• THE PROBLEM: In the listing below, locate the lines that hold the string "ffffff". Copy those lines.

[Dataset rows]
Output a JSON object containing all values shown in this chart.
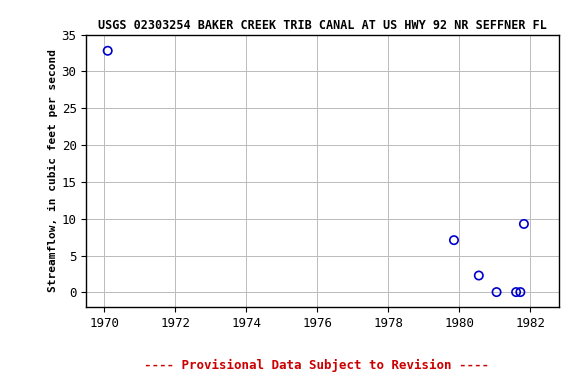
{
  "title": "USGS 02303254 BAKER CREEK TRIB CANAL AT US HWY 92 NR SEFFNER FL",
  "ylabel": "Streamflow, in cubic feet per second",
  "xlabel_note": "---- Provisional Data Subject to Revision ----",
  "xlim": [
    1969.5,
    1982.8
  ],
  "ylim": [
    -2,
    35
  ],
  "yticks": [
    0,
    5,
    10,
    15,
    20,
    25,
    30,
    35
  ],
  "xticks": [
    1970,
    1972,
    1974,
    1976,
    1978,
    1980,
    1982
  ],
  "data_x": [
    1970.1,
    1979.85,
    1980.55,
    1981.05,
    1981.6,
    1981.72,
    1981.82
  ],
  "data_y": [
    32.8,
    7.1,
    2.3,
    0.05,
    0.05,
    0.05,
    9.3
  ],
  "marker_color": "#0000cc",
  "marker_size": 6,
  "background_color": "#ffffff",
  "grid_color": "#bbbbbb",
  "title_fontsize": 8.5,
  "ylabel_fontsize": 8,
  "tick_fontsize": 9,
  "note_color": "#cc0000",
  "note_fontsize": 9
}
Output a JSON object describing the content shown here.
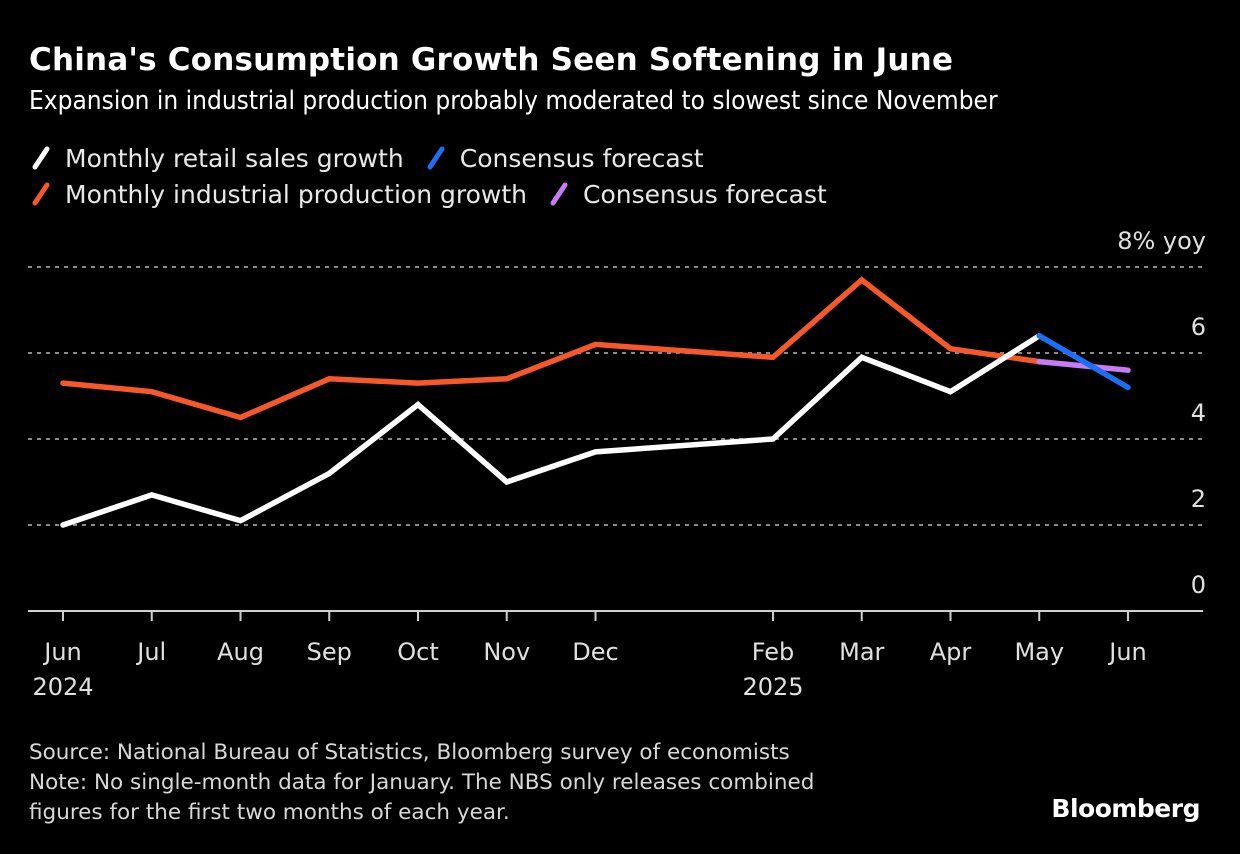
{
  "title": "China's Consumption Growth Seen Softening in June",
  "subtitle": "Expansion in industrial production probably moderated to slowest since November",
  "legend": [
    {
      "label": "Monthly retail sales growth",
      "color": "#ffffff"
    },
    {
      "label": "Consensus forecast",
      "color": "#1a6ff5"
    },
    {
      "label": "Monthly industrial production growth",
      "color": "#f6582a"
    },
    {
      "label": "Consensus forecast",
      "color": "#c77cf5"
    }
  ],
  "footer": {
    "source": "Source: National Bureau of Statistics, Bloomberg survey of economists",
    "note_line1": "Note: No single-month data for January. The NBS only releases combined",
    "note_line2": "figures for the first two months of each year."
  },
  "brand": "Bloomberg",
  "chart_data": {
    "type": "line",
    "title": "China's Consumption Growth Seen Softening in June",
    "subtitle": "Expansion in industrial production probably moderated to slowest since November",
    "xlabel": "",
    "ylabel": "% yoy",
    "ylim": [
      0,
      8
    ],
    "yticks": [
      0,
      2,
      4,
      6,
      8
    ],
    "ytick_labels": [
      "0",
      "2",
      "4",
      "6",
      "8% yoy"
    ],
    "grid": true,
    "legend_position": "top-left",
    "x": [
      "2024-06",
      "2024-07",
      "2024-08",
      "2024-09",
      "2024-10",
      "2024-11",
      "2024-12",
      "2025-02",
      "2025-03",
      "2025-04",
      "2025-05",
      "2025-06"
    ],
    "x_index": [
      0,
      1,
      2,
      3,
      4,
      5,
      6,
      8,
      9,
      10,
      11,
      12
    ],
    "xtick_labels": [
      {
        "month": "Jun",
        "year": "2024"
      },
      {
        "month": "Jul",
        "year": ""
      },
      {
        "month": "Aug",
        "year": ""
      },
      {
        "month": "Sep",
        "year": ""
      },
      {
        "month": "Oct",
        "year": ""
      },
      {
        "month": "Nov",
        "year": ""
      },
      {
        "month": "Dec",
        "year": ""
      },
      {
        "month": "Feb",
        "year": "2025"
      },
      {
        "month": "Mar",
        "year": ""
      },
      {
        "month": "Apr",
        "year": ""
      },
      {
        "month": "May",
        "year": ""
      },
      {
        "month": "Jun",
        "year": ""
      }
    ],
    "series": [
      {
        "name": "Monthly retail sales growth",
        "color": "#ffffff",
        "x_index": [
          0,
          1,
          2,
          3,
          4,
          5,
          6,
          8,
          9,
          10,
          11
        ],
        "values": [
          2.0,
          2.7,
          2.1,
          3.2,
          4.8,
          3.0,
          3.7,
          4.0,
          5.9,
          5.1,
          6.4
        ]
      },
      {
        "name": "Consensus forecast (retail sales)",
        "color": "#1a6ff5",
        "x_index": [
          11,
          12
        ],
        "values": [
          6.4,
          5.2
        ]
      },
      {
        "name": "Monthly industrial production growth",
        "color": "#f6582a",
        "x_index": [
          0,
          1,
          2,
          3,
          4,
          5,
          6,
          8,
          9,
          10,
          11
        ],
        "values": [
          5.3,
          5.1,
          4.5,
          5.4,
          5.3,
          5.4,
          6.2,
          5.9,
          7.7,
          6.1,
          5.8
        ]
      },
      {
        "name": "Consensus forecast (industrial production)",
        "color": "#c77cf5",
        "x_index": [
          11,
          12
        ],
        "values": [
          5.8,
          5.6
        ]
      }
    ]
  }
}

• TASK ANSWER:
  "background_color": "#ffffff",
      "color": "#ffffff"
        "color": "#ffffff",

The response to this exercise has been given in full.